The data:
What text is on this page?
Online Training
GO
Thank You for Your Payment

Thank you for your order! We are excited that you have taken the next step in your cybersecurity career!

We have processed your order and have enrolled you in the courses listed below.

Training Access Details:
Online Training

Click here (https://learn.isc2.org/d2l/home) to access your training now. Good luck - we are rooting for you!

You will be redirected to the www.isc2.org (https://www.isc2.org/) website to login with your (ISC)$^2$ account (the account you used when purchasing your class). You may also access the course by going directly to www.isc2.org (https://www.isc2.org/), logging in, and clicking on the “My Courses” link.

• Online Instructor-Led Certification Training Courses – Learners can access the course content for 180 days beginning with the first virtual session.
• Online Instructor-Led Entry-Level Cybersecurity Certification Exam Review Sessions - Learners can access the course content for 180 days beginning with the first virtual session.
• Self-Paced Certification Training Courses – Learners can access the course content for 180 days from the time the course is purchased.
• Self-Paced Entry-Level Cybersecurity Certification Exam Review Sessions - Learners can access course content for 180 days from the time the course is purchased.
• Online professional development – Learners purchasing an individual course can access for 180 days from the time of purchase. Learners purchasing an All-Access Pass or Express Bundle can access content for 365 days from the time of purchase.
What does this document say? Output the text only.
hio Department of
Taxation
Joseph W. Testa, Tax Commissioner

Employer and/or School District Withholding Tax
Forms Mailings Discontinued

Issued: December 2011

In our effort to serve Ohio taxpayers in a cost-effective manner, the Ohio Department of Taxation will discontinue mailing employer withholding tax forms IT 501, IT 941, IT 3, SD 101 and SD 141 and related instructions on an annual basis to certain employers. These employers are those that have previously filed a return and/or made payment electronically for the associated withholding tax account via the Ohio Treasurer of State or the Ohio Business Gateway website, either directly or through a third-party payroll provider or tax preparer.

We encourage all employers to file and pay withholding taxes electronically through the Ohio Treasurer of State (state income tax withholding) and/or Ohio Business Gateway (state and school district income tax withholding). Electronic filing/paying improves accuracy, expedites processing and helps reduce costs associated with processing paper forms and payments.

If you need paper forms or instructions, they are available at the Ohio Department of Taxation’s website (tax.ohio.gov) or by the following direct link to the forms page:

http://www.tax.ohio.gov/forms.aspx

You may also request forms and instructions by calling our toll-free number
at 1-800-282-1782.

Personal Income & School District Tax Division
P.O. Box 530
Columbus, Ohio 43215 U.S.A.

Exercise prompt: Transcribe every entry exactly, omitting nothing.

Task answer:
What text is on this page?
Online Training
GO
Thank You for Your Payment

Thank you for your order! We are excited that you have taken the next step in your cybersecurity career!

We have processed your order and have enrolled you in the courses listed below.

Training Access Details:
Online Training

Click here (https://learn.isc2.org/d2l/home) to access your training now. Good luck - we are rooting for you!

You will be redirected to the www.isc2.org (https://www.isc2.org/) website to login with your (ISC)$^2$ account (the account you used when purchasing your class). You may also access the course by going directly to www.isc2.org (https://www.isc2.org/), logging in, and clicking on the “My Courses” link.

• Online Instructor-Led Certification Training Courses – Learners can access the course content for 180 days beginning with the first virtual session.
• Online Instructor-Led Entry-Level Cybersecurity Certification Exam Review Sessions - Learners can access the course content for 180 days beginning with the first virtual session.
• Self-Paced Certification Training Courses – Learners can access the course content for 180 days from the time the course is purchased.
• Self-Paced Entry-Level Cybersecurity Certification Exam Review Sessions - Learners can access course content for 180 days from the time the course is purchased.
• Online professional development – Learners purchasing an individual course can access for 180 days from the time of purchase. Learners purchasing an All-Access Pass or Express Bundle can access content for 365 days from the time of purchase.
What does this document say? Output the text only.
hio Department of
Taxation
Joseph W. Testa, Tax Commissioner

Employer and/or School District Withholding Tax
Forms Mailings Discontinued

Issued: December 2011

In our effort to serve Ohio taxpayers in a cost-effective manner, the Ohio Department of Taxation will discontinue mailing employer withholding tax forms IT 501, IT 941, IT 3, SD 101 and SD 141 and related instructions on an annual basis to certain employers. These employers are those that have previously filed a return and/or made payment electronically for the associated withholding tax account via the Ohio Treasurer of State or the Ohio Business Gateway website, either directly or through a third-party payroll provider or tax preparer.

We encourage all employers to file and pay withholding taxes electronically through the Ohio Treasurer of State (state income tax withholding) and/or Ohio Business Gateway (state and school district income tax withholding). Electronic filing/paying improves accuracy, expedites processing and helps reduce costs associated with processing paper forms and payments.

If you need paper forms or instructions, they are available at the Ohio Department of Taxation’s website (tax.ohio.gov) or by the following direct link to the forms page:

http://www.tax.ohio.gov/forms.aspx

You may also request forms and instructions by calling our toll-free number
at 1-800-282-1782.

Personal Income & School District Tax Division
P.O. Box 530
Columbus, Ohio 43215 U.S.A.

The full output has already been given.